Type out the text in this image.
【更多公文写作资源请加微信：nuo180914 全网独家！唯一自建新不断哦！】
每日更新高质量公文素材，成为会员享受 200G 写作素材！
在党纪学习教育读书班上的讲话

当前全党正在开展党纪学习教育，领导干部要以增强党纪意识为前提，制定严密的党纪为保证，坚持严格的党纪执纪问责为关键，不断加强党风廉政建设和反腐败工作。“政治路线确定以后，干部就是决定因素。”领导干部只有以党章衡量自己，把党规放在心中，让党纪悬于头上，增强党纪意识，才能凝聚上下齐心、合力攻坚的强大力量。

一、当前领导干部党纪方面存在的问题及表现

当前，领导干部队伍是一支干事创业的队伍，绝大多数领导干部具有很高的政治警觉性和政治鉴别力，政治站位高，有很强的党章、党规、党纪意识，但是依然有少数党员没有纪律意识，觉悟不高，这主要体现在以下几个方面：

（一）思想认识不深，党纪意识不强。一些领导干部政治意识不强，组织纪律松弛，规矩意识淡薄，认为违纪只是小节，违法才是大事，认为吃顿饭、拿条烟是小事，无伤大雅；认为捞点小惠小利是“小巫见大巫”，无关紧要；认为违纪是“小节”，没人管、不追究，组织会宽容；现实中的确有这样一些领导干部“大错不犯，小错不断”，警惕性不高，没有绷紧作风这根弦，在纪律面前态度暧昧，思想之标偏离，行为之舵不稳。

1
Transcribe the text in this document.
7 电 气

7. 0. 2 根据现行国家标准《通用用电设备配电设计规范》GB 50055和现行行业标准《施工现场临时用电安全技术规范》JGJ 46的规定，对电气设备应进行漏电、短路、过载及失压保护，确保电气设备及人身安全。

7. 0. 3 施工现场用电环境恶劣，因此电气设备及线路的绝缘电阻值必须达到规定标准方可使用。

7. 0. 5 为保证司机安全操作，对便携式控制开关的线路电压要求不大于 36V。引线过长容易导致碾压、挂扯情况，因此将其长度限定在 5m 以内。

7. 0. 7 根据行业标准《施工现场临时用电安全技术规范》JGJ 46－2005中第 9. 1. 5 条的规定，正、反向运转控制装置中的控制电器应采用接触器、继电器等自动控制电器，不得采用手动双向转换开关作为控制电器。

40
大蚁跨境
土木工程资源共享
=======
● DIRECTION
Set down the listing in full, keeping every word exactly as it is.

● TASK RESULT
Type out the text in this image.
【更多公文写作资源请加微信：nuo180914 全网独家！唯一自建新不断哦！】
每日更新高质量公文素材，成为会员享受 200G 写作素材！
在党纪学习教育读书班上的讲话

当前全党正在开展党纪学习教育，领导干部要以增强党纪意识为前提，制定严密的党纪为保证，坚持严格的党纪执纪问责为关键，不断加强党风廉政建设和反腐败工作。“政治路线确定以后，干部就是决定因素。”领导干部只有以党章衡量自己，把党规放在心中，让党纪悬于头上，增强党纪意识，才能凝聚上下齐心、合力攻坚的强大力量。

一、当前领导干部党纪方面存在的问题及表现

当前，领导干部队伍是一支干事创业的队伍，绝大多数领导干部具有很高的政治警觉性和政治鉴别力，政治站位高，有很强的党章、党规、党纪意识，但是依然有少数党员没有纪律意识，觉悟不高，这主要体现在以下几个方面：

（一）思想认识不深，党纪意识不强。一些领导干部政治意识不强，组织纪律松弛，规矩意识淡薄，认为违纪只是小节，违法才是大事，认为吃顿饭、拿条烟是小事，无伤大雅；认为捞点小惠小利是“小巫见大巫”，无关紧要；认为违纪是“小节”，没人管、不追究，组织会宽容；现实中的确有这样一些领导干部“大错不犯，小错不断”，警惕性不高，没有绷紧作风这根弦，在纪律面前态度暧昧，思想之标偏离，行为之舵不稳。

1
Transcribe the text in this document.
7 电 气

7. 0. 2 根据现行国家标准《通用用电设备配电设计规范》GB 50055和现行行业标准《施工现场临时用电安全技术规范》JGJ 46的规定，对电气设备应进行漏电、短路、过载及失压保护，确保电气设备及人身安全。

7. 0. 3 施工现场用电环境恶劣，因此电气设备及线路的绝缘电阻值必须达到规定标准方可使用。

7. 0. 5 为保证司机安全操作，对便携式控制开关的线路电压要求不大于 36V。引线过长容易导致碾压、挂扯情况，因此将其长度限定在 5m 以内。

7. 0. 7 根据行业标准《施工现场临时用电安全技术规范》JGJ 46－2005中第 9. 1. 5 条的规定，正、反向运转控制装置中的控制电器应采用接触器、继电器等自动控制电器，不得采用手动双向转换开关作为控制电器。

40
大蚁跨境
土木工程资源共享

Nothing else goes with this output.